### To do
Count the lines in the data below that contain the string "Year", matching case exactly, and give only the number.
-- start of Data extract --
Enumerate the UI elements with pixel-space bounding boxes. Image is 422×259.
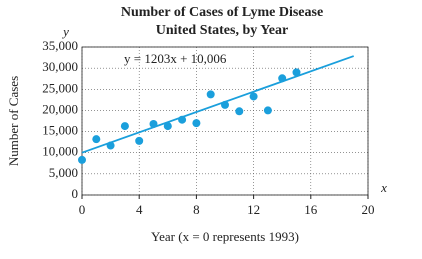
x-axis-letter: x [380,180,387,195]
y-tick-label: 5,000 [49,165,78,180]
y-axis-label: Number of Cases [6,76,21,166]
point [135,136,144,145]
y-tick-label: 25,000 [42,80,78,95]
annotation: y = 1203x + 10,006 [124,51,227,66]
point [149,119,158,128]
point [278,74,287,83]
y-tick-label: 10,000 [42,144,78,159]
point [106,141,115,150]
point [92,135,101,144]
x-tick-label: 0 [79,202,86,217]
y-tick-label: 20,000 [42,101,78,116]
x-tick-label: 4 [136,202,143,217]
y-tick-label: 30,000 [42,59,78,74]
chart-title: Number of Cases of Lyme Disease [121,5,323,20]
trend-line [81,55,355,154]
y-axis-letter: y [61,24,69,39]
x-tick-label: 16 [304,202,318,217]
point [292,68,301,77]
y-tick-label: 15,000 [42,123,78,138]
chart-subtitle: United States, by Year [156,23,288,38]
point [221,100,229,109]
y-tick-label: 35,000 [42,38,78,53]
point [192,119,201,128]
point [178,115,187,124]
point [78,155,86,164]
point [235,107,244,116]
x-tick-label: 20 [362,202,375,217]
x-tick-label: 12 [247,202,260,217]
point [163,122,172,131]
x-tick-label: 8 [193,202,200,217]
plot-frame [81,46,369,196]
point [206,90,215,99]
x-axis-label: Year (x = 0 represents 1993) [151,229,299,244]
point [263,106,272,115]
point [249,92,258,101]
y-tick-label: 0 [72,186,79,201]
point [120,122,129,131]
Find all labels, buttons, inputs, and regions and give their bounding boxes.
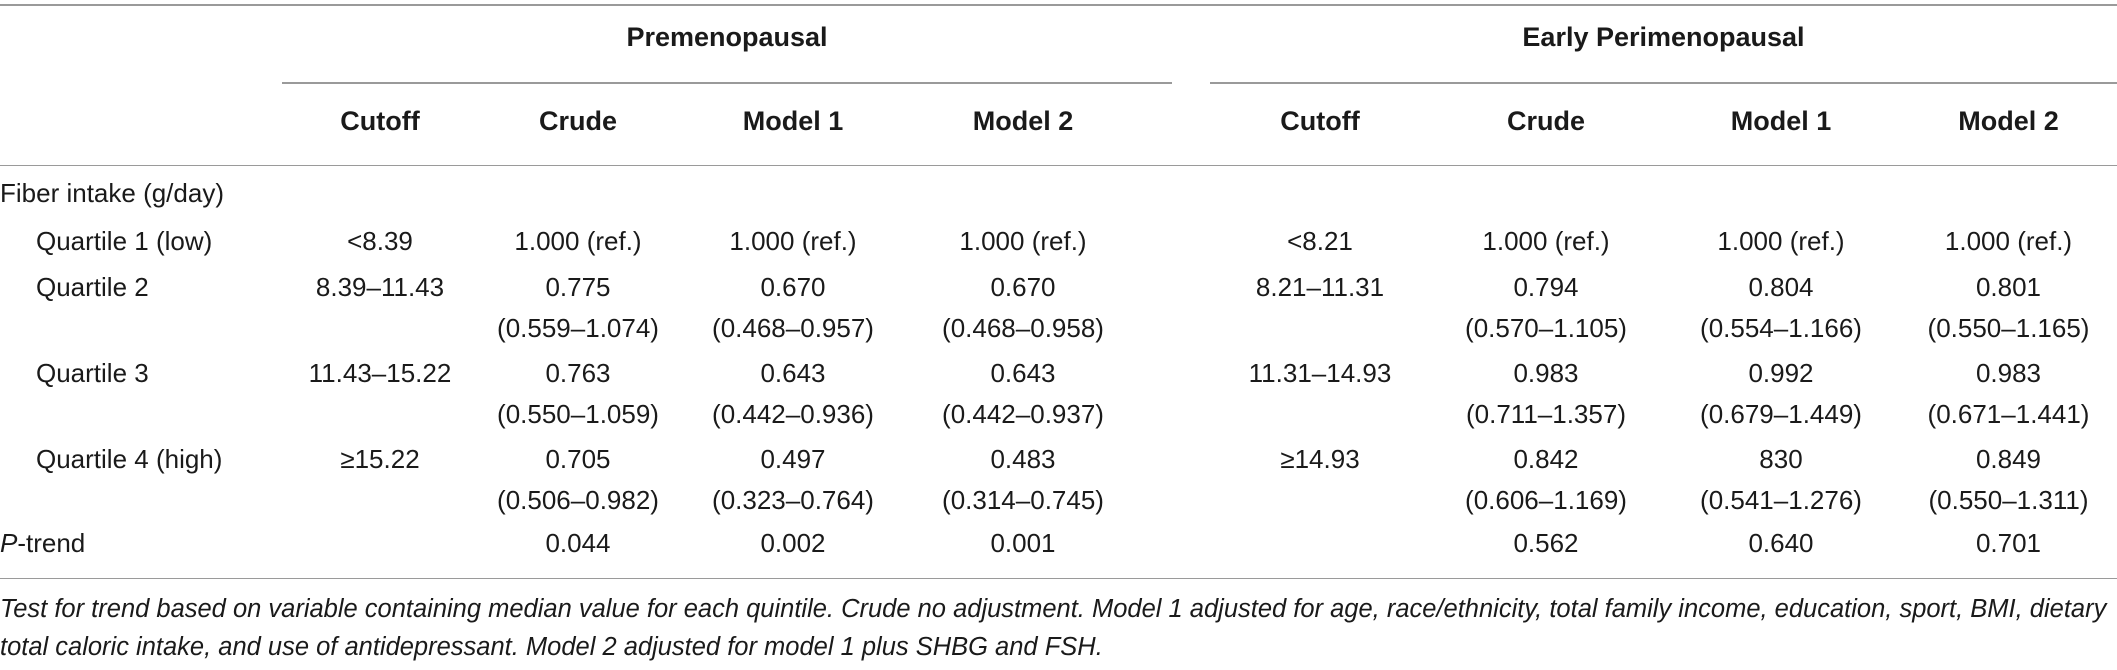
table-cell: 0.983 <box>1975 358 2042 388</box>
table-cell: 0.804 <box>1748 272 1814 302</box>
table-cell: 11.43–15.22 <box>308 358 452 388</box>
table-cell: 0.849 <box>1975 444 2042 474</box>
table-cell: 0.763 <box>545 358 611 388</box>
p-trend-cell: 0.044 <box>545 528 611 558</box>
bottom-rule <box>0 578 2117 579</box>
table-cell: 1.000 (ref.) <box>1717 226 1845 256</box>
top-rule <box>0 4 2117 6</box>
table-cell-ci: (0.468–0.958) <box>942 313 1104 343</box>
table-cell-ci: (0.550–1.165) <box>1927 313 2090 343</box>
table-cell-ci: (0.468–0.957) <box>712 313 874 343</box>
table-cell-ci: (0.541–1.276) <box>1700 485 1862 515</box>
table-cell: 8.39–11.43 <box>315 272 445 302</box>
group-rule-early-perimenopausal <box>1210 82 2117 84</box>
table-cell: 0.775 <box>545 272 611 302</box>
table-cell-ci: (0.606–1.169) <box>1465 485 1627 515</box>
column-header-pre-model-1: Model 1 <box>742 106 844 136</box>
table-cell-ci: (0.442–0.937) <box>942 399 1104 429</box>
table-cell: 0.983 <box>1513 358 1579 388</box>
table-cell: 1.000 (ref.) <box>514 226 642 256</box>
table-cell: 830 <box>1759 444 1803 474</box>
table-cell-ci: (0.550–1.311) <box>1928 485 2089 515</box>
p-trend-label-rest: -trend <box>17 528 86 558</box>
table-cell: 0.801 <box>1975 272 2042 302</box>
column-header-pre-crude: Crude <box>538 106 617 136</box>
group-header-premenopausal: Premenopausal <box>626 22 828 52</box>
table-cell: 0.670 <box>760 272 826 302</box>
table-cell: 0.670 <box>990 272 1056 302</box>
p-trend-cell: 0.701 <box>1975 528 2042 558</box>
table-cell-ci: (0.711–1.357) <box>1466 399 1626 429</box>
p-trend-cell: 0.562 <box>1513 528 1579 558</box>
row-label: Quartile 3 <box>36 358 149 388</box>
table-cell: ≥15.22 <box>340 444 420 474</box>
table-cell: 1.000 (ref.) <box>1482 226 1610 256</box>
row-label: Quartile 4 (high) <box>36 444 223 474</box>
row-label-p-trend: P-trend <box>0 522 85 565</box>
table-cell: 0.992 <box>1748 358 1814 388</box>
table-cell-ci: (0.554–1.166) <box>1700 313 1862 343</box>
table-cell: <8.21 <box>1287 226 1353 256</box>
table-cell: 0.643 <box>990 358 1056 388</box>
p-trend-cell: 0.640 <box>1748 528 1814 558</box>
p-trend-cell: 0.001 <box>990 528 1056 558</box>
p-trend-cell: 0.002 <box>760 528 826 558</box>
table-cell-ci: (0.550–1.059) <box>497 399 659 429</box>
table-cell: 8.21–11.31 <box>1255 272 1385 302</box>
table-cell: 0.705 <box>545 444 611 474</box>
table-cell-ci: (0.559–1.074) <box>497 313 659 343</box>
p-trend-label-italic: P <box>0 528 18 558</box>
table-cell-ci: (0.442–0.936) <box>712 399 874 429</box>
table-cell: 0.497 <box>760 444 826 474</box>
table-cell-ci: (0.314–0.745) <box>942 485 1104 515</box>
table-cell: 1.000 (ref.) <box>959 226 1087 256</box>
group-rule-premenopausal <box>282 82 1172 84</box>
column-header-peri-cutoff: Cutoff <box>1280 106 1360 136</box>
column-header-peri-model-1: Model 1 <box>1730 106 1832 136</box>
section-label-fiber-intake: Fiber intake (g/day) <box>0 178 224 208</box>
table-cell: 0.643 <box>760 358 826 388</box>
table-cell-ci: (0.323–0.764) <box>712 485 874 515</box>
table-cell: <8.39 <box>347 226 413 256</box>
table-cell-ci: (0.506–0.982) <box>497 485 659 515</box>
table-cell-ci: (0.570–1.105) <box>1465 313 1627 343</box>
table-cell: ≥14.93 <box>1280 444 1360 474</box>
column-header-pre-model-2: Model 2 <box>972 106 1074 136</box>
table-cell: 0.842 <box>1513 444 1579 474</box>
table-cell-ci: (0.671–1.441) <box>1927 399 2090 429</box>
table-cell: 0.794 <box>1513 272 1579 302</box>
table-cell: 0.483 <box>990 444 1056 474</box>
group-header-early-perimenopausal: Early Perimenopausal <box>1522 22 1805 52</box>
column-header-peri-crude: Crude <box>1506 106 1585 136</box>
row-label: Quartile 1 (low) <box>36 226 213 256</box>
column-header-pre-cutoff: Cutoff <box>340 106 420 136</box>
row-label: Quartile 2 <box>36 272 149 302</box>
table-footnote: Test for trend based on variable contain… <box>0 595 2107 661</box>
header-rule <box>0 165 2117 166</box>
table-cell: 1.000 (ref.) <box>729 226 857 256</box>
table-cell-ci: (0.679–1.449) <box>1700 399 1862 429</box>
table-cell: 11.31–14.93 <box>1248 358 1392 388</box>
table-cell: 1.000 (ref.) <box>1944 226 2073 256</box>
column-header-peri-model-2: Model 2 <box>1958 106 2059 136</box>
-- end of Data extract --
### Expected answer
2